Do this:
Once the pictures are set aside, transcribe the remaining data exactly.

Entries:
= = = = =

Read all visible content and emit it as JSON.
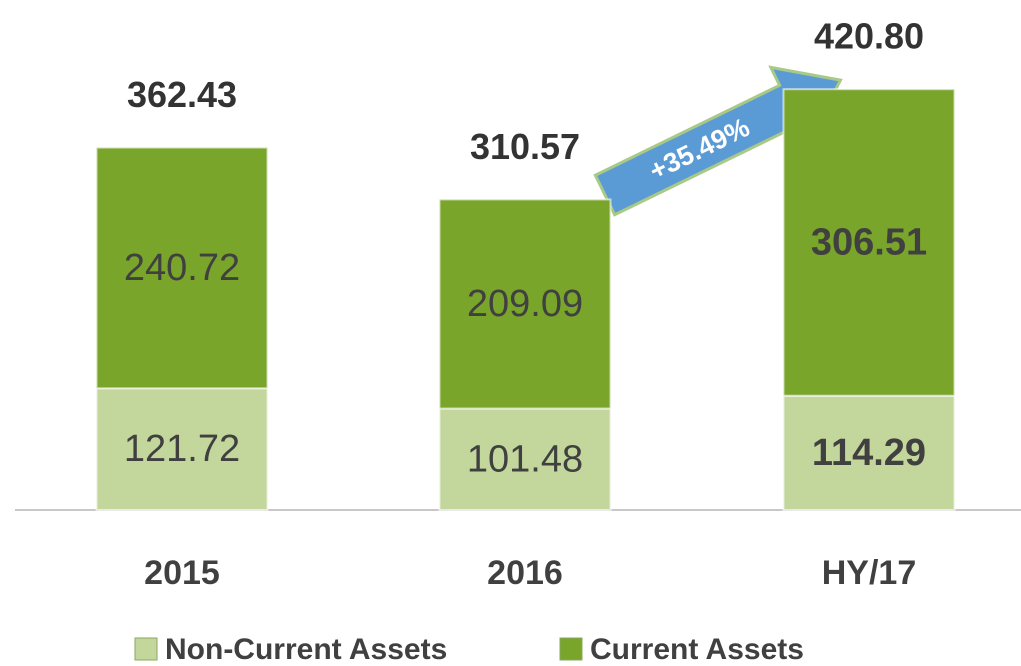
{
  "chart_data": {
    "type": "stacked_bar",
    "categories": [
      "2015",
      "2016",
      "HY/17"
    ],
    "series": [
      {
        "name": "Non-Current Assets",
        "color": "#c3d69b",
        "values": [
          121.72,
          101.48,
          114.29
        ]
      },
      {
        "name": "Current Assets",
        "color": "#79a52b",
        "values": [
          240.72,
          209.09,
          306.51
        ]
      }
    ],
    "totals": [
      362.43,
      310.57,
      420.8
    ],
    "total_labels": [
      "362.43",
      "310.57",
      "420.80"
    ],
    "annotation": "+35.49%"
  }
}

= = = = =

Worked solution:
Read all visible content and emit it as JSON.
{
  "chart_data": {
    "type": "stacked_bar",
    "categories": [
      "2015",
      "2016",
      "HY/17"
    ],
    "series": [
      {
        "name": "Non-Current Assets",
        "color": "#c3d69b",
        "values": [
          121.72,
          101.48,
          114.29
        ]
      },
      {
        "name": "Current Assets",
        "color": "#79a52b",
        "values": [
          240.72,
          209.09,
          306.51
        ]
      }
    ],
    "totals": [
      362.43,
      310.57,
      420.8
    ],
    "total_labels": [
      "362.43",
      "310.57",
      "420.80"
    ],
    "annotation": "+35.49%"
  }
}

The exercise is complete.